[What to do]: The records below must be retyped exactly.

((

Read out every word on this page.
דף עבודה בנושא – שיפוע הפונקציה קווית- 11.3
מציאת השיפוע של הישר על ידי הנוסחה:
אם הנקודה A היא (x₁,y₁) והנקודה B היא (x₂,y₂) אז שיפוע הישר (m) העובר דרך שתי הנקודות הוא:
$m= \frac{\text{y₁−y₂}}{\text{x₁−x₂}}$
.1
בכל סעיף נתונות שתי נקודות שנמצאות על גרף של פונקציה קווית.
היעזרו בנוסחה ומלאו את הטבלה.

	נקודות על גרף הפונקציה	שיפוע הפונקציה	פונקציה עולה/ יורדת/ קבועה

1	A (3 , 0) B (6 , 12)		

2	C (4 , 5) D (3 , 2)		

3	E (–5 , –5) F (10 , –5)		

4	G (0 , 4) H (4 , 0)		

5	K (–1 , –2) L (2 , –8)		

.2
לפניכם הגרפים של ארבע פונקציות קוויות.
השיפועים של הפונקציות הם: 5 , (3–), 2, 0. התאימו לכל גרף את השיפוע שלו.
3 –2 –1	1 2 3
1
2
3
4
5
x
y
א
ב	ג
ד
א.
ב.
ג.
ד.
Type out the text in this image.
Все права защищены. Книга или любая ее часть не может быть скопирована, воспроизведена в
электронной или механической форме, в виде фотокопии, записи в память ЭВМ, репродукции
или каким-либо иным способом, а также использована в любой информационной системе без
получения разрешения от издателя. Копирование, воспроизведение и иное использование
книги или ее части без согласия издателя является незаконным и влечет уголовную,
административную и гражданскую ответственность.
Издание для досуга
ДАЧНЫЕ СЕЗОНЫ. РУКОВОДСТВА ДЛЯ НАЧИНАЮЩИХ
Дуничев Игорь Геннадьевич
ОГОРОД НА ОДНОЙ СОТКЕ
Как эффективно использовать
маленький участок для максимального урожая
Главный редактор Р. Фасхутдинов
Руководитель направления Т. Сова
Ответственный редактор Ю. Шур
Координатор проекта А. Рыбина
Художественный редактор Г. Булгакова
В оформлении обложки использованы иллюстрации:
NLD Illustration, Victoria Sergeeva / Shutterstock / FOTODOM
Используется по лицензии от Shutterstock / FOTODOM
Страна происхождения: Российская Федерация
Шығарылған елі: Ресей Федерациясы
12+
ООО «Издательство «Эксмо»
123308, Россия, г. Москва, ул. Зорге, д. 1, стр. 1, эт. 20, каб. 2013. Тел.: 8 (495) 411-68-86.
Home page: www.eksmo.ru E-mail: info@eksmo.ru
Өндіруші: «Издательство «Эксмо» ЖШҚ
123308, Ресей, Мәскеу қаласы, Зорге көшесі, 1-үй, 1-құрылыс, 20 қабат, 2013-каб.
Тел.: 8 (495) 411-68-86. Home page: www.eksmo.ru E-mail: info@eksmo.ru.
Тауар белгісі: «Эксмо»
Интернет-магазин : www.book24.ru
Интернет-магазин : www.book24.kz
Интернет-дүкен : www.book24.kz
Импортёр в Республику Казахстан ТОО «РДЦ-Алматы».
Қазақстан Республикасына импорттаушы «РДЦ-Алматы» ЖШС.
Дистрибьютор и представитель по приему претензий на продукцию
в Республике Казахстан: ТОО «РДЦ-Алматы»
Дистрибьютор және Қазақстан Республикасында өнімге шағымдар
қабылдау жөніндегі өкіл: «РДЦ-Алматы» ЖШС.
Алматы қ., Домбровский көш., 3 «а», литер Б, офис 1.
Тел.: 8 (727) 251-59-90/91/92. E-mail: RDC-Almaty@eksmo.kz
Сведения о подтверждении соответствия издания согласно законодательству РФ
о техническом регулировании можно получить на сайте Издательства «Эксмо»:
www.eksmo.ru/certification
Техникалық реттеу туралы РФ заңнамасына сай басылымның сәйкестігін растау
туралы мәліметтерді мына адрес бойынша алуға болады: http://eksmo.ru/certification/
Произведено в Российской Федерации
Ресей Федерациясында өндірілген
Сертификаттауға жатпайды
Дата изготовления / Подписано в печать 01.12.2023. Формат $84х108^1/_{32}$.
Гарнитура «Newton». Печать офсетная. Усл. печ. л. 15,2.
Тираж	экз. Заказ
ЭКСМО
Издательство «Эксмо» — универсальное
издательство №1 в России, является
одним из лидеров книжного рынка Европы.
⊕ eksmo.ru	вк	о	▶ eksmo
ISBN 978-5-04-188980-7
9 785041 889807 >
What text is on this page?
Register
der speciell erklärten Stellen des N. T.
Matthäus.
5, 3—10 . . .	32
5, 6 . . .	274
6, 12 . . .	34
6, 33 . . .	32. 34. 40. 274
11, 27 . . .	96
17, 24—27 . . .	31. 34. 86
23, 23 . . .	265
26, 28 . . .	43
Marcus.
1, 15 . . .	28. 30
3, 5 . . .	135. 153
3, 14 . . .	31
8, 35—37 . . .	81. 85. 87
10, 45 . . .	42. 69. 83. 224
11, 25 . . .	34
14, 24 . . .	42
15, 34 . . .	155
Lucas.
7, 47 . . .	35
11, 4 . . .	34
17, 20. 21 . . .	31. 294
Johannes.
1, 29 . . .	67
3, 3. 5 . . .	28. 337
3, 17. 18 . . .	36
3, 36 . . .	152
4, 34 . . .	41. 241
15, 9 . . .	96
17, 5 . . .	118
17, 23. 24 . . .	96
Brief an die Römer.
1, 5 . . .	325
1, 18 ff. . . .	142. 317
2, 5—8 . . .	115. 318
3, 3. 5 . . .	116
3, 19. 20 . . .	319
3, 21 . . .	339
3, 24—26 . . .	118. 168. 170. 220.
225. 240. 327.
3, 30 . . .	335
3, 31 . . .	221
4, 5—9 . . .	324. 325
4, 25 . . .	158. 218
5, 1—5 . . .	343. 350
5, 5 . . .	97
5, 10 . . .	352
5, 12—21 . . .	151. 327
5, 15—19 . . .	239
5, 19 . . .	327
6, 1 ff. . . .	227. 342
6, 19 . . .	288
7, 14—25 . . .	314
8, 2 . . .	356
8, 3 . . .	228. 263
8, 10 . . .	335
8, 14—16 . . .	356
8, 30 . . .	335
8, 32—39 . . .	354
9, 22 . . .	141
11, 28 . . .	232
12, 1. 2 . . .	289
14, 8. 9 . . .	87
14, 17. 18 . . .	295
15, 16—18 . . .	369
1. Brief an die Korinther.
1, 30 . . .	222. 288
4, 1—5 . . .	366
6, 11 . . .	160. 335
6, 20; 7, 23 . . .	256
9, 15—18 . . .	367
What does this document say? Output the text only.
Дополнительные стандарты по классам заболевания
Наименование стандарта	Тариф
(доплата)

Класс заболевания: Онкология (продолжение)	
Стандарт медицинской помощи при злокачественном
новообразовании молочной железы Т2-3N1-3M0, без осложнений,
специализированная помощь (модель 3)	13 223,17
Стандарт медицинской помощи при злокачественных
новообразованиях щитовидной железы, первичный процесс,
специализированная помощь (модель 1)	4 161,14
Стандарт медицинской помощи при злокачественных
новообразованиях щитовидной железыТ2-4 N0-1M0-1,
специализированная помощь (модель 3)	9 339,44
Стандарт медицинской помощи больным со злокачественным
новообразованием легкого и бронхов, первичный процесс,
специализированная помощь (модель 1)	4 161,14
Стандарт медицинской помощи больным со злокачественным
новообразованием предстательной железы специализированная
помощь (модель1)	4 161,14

))

[Answer for this exercise]:
Read out every word on this page.
דף עבודה בנושא – שיפוע הפונקציה קווית- 11.3
מציאת השיפוע של הישר על ידי הנוסחה:
אם הנקודה A היא (x₁,y₁) והנקודה B היא (x₂,y₂) אז שיפוע הישר (m) העובר דרך שתי הנקודות הוא:
$m= \frac{\text{y₁−y₂}}{\text{x₁−x₂}}$
.1
בכל סעיף נתונות שתי נקודות שנמצאות על גרף של פונקציה קווית.
היעזרו בנוסחה ומלאו את הטבלה.

	נקודות על גרף הפונקציה	שיפוע הפונקציה	פונקציה עולה/ יורדת/ קבועה

1	A (3 , 0) B (6 , 12)		

2	C (4 , 5) D (3 , 2)		

3	E (–5 , –5) F (10 , –5)		

4	G (0 , 4) H (4 , 0)		

5	K (–1 , –2) L (2 , –8)		

.2
לפניכם הגרפים של ארבע פונקציות קוויות.
השיפועים של הפונקציות הם: 5 , (3–), 2, 0. התאימו לכל גרף את השיפוע שלו.
3 –2 –1	1 2 3
1
2
3
4
5
x
y
א
ב	ג
ד
א.
ב.
ג.
ד.
Type out the text in this image.
Все права защищены. Книга или любая ее часть не может быть скопирована, воспроизведена в
электронной или механической форме, в виде фотокопии, записи в память ЭВМ, репродукции
или каким-либо иным способом, а также использована в любой информационной системе без
получения разрешения от издателя. Копирование, воспроизведение и иное использование
книги или ее части без согласия издателя является незаконным и влечет уголовную,
административную и гражданскую ответственность.
Издание для досуга
ДАЧНЫЕ СЕЗОНЫ. РУКОВОДСТВА ДЛЯ НАЧИНАЮЩИХ
Дуничев Игорь Геннадьевич
ОГОРОД НА ОДНОЙ СОТКЕ
Как эффективно использовать
маленький участок для максимального урожая
Главный редактор Р. Фасхутдинов
Руководитель направления Т. Сова
Ответственный редактор Ю. Шур
Координатор проекта А. Рыбина
Художественный редактор Г. Булгакова
В оформлении обложки использованы иллюстрации:
NLD Illustration, Victoria Sergeeva / Shutterstock / FOTODOM
Используется по лицензии от Shutterstock / FOTODOM
Страна происхождения: Российская Федерация
Шығарылған елі: Ресей Федерациясы
12+
ООО «Издательство «Эксмо»
123308, Россия, г. Москва, ул. Зорге, д. 1, стр. 1, эт. 20, каб. 2013. Тел.: 8 (495) 411-68-86.
Home page: www.eksmo.ru E-mail: info@eksmo.ru
Өндіруші: «Издательство «Эксмо» ЖШҚ
123308, Ресей, Мәскеу қаласы, Зорге көшесі, 1-үй, 1-құрылыс, 20 қабат, 2013-каб.
Тел.: 8 (495) 411-68-86. Home page: www.eksmo.ru E-mail: info@eksmo.ru.
Тауар белгісі: «Эксмо»
Интернет-магазин : www.book24.ru
Интернет-магазин : www.book24.kz
Интернет-дүкен : www.book24.kz
Импортёр в Республику Казахстан ТОО «РДЦ-Алматы».
Қазақстан Республикасына импорттаушы «РДЦ-Алматы» ЖШС.
Дистрибьютор и представитель по приему претензий на продукцию
в Республике Казахстан: ТОО «РДЦ-Алматы»
Дистрибьютор және Қазақстан Республикасында өнімге шағымдар
қабылдау жөніндегі өкіл: «РДЦ-Алматы» ЖШС.
Алматы қ., Домбровский көш., 3 «а», литер Б, офис 1.
Тел.: 8 (727) 251-59-90/91/92. E-mail: RDC-Almaty@eksmo.kz
Сведения о подтверждении соответствия издания согласно законодательству РФ
о техническом регулировании можно получить на сайте Издательства «Эксмо»:
www.eksmo.ru/certification
Техникалық реттеу туралы РФ заңнамасына сай басылымның сәйкестігін растау
туралы мәліметтерді мына адрес бойынша алуға болады: http://eksmo.ru/certification/
Произведено в Российской Федерации
Ресей Федерациясында өндірілген
Сертификаттауға жатпайды
Дата изготовления / Подписано в печать 01.12.2023. Формат $84х108^1/_{32}$.
Гарнитура «Newton». Печать офсетная. Усл. печ. л. 15,2.
Тираж	экз. Заказ
ЭКСМО
Издательство «Эксмо» — универсальное
издательство №1 в России, является
одним из лидеров книжного рынка Европы.
⊕ eksmo.ru	вк	о	▶ eksmo
ISBN 978-5-04-188980-7
9 785041 889807 >
What text is on this page?
Register
der speciell erklärten Stellen des N. T.
Matthäus.
5, 3—10 . . .	32
5, 6 . . .	274
6, 12 . . .	34
6, 33 . . .	32. 34. 40. 274
11, 27 . . .	96
17, 24—27 . . .	31. 34. 86
23, 23 . . .	265
26, 28 . . .	43
Marcus.
1, 15 . . .	28. 30
3, 5 . . .	135. 153
3, 14 . . .	31
8, 35—37 . . .	81. 85. 87
10, 45 . . .	42. 69. 83. 224
11, 25 . . .	34
14, 24 . . .	42
15, 34 . . .	155
Lucas.
7, 47 . . .	35
11, 4 . . .	34
17, 20. 21 . . .	31. 294
Johannes.
1, 29 . . .	67
3, 3. 5 . . .	28. 337
3, 17. 18 . . .	36
3, 36 . . .	152
4, 34 . . .	41. 241
15, 9 . . .	96
17, 5 . . .	118
17, 23. 24 . . .	96
Brief an die Römer.
1, 5 . . .	325
1, 18 ff. . . .	142. 317
2, 5—8 . . .	115. 318
3, 3. 5 . . .	116
3, 19. 20 . . .	319
3, 21 . . .	339
3, 24—26 . . .	118. 168. 170. 220.
225. 240. 327.
3, 30 . . .	335
3, 31 . . .	221
4, 5—9 . . .	324. 325
4, 25 . . .	158. 218
5, 1—5 . . .	343. 350
5, 5 . . .	97
5, 10 . . .	352
5, 12—21 . . .	151. 327
5, 15—19 . . .	239
5, 19 . . .	327
6, 1 ff. . . .	227. 342
6, 19 . . .	288
7, 14—25 . . .	314
8, 2 . . .	356
8, 3 . . .	228. 263
8, 10 . . .	335
8, 14—16 . . .	356
8, 30 . . .	335
8, 32—39 . . .	354
9, 22 . . .	141
11, 28 . . .	232
12, 1. 2 . . .	289
14, 8. 9 . . .	87
14, 17. 18 . . .	295
15, 16—18 . . .	369
1. Brief an die Korinther.
1, 30 . . .	222. 288
4, 1—5 . . .	366
6, 11 . . .	160. 335
6, 20; 7, 23 . . .	256
9, 15—18 . . .	367
What does this document say? Output the text only.
Дополнительные стандарты по классам заболевания
Наименование стандарта	Тариф
(доплата)

Класс заболевания: Онкология (продолжение)	
Стандарт медицинской помощи при злокачественном
новообразовании молочной железы Т2-3N1-3M0, без осложнений,
специализированная помощь (модель 3)	13 223,17
Стандарт медицинской помощи при злокачественных
новообразованиях щитовидной железы, первичный процесс,
специализированная помощь (модель 1)	4 161,14
Стандарт медицинской помощи при злокачественных
новообразованиях щитовидной железыТ2-4 N0-1M0-1,
специализированная помощь (модель 3)	9 339,44
Стандарт медицинской помощи больным со злокачественным
новообразованием легкого и бронхов, первичный процесс,
специализированная помощь (модель 1)	4 161,14
Стандарт медицинской помощи больным со злокачественным
новообразованием предстательной железы специализированная
помощь (модель1)	4 161,14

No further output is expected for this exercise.